#### [What to do]
Return every line of the data below that includes the string "Student".

## start

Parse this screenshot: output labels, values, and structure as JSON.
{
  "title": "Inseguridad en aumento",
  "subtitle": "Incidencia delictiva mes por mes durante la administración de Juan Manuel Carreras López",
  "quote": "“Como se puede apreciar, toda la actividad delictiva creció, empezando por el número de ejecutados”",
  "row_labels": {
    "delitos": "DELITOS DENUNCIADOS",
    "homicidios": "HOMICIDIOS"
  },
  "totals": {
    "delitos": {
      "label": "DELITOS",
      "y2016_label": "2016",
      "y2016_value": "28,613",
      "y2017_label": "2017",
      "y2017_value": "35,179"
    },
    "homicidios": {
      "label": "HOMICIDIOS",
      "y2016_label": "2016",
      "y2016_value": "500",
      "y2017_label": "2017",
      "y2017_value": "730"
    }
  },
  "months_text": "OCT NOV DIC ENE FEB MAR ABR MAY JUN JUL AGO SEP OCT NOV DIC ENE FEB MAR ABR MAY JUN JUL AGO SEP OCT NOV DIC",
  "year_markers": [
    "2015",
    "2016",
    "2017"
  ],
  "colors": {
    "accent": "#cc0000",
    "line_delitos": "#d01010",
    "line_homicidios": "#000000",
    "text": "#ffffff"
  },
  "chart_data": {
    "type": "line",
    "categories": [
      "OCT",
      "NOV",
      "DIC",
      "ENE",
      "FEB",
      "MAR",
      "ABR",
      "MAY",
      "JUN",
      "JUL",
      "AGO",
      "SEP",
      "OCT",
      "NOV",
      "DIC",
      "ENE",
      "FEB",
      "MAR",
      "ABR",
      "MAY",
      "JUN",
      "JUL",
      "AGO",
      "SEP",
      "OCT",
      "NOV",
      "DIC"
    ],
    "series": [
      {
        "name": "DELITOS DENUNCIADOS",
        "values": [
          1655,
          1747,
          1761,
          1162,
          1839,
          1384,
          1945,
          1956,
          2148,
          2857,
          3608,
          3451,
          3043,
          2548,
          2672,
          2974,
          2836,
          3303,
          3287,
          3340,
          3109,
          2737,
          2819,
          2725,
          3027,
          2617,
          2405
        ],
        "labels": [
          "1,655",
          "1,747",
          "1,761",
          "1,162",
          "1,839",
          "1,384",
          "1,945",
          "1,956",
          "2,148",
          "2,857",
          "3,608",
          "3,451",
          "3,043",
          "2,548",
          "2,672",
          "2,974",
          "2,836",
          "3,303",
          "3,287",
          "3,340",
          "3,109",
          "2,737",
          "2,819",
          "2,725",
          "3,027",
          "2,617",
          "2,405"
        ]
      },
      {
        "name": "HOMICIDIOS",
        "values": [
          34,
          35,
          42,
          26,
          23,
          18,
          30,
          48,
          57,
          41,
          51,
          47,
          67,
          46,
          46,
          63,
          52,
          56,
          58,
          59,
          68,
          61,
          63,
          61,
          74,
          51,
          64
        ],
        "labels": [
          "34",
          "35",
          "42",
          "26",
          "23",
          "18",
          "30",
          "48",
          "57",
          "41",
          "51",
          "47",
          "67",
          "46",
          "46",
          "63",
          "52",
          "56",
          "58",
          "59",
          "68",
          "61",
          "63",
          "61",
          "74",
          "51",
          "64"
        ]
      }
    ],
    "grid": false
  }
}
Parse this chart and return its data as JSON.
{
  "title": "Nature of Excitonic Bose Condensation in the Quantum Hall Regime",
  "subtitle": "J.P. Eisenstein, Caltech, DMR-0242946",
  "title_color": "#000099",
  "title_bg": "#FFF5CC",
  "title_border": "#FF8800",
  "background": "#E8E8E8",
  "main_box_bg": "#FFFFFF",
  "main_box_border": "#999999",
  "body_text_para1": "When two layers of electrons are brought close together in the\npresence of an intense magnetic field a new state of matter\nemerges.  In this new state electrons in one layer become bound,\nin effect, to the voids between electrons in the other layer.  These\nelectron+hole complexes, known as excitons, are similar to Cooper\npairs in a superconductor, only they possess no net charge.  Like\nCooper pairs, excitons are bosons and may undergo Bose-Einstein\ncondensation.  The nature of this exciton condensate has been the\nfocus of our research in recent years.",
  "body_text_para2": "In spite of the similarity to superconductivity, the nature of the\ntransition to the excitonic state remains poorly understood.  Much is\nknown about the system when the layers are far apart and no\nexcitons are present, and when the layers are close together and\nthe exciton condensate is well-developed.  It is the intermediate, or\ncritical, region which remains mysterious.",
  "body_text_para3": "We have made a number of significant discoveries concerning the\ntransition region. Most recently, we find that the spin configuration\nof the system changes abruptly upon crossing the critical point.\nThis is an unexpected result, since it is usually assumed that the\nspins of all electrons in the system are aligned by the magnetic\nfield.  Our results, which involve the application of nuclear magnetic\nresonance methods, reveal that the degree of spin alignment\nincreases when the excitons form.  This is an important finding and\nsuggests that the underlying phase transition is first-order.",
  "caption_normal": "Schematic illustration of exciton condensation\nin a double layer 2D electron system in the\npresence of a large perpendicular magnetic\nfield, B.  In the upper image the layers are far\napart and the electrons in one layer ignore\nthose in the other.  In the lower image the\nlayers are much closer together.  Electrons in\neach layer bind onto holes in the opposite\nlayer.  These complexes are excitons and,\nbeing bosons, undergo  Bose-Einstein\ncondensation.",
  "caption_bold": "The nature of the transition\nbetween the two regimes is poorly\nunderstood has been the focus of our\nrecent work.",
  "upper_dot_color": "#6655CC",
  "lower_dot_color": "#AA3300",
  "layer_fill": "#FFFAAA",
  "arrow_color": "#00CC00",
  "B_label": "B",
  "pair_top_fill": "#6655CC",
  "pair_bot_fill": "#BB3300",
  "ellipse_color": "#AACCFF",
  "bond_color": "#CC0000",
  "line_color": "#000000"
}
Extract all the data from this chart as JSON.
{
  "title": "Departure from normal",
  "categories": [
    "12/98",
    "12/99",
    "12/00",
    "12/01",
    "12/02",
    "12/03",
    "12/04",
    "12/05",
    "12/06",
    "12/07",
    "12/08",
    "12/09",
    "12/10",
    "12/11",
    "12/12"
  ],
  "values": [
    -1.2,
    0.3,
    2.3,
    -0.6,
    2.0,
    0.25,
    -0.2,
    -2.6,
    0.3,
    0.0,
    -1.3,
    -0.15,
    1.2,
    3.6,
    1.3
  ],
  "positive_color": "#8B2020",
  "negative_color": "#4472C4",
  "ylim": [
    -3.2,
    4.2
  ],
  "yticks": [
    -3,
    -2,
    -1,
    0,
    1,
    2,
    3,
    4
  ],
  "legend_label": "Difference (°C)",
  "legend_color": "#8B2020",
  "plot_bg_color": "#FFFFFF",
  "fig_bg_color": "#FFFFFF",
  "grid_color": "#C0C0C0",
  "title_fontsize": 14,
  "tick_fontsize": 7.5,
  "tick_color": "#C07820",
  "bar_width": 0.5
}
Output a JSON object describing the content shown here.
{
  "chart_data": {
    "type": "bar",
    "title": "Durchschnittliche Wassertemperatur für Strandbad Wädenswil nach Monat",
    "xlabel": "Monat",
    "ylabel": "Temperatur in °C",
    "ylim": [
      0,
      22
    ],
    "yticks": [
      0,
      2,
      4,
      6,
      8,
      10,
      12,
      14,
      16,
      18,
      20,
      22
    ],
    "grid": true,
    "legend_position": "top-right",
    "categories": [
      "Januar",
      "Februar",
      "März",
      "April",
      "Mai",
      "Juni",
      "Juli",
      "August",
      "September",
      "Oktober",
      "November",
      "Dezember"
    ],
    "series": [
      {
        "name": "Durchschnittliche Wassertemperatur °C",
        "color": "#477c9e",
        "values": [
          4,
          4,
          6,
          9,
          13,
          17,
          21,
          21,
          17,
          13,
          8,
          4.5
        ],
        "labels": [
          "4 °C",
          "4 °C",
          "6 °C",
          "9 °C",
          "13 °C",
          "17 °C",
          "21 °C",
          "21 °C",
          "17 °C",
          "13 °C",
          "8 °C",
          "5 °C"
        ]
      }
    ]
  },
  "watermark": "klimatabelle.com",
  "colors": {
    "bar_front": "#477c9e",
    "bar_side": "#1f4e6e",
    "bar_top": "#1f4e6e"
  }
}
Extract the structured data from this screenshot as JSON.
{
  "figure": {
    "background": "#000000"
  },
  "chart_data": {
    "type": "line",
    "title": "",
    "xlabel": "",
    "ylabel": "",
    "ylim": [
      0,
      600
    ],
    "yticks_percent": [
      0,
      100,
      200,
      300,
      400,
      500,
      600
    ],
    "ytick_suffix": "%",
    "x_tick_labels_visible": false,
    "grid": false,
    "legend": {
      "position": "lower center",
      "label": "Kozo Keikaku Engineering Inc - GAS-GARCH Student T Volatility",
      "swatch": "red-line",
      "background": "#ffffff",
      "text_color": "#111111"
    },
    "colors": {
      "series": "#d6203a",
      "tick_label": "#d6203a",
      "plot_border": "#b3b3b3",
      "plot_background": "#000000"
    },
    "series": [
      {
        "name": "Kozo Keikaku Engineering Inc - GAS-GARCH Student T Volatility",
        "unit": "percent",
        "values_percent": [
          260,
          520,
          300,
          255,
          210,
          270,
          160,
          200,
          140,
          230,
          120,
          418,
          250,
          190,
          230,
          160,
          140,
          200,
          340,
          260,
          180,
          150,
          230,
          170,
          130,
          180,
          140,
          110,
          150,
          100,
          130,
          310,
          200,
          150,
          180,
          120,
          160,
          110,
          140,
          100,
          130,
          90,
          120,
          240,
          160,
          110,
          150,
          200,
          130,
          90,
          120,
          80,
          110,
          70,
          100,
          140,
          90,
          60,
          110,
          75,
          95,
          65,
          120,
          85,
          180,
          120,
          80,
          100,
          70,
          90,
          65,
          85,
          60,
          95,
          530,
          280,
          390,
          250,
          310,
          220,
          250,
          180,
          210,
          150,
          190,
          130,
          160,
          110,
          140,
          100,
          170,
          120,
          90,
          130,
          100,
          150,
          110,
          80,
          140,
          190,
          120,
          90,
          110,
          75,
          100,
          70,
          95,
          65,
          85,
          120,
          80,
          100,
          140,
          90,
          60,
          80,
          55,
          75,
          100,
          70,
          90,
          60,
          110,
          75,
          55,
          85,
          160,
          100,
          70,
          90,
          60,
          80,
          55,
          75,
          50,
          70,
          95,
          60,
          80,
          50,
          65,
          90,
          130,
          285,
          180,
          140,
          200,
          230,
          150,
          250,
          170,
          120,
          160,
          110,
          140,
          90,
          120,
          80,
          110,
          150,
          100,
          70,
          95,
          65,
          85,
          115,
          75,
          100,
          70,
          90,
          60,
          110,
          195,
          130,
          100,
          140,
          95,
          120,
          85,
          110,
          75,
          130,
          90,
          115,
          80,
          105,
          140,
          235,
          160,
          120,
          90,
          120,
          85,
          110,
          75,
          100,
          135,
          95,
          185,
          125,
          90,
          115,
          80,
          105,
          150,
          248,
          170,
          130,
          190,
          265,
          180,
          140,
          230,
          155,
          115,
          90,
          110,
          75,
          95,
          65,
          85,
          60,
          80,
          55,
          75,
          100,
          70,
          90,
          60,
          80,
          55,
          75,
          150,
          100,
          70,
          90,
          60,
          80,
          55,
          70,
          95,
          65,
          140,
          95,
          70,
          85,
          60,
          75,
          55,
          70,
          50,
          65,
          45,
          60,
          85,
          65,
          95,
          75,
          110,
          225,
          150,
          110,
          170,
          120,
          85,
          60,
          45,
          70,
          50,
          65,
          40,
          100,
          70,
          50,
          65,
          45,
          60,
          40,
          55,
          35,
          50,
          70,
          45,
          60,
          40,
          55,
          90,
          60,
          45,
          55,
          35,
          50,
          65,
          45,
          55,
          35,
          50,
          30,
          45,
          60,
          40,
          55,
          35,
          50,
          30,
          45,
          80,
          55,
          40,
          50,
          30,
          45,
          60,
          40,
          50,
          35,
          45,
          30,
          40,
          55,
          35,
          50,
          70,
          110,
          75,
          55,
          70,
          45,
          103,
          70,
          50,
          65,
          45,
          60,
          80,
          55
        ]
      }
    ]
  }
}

## end

#### [Complete response]
      "label": "Kozo Keikaku Engineering Inc - GAS-GARCH Student T Volatility",
        "name": "Kozo Keikaku Engineering Inc - GAS-GARCH Student T Volatility",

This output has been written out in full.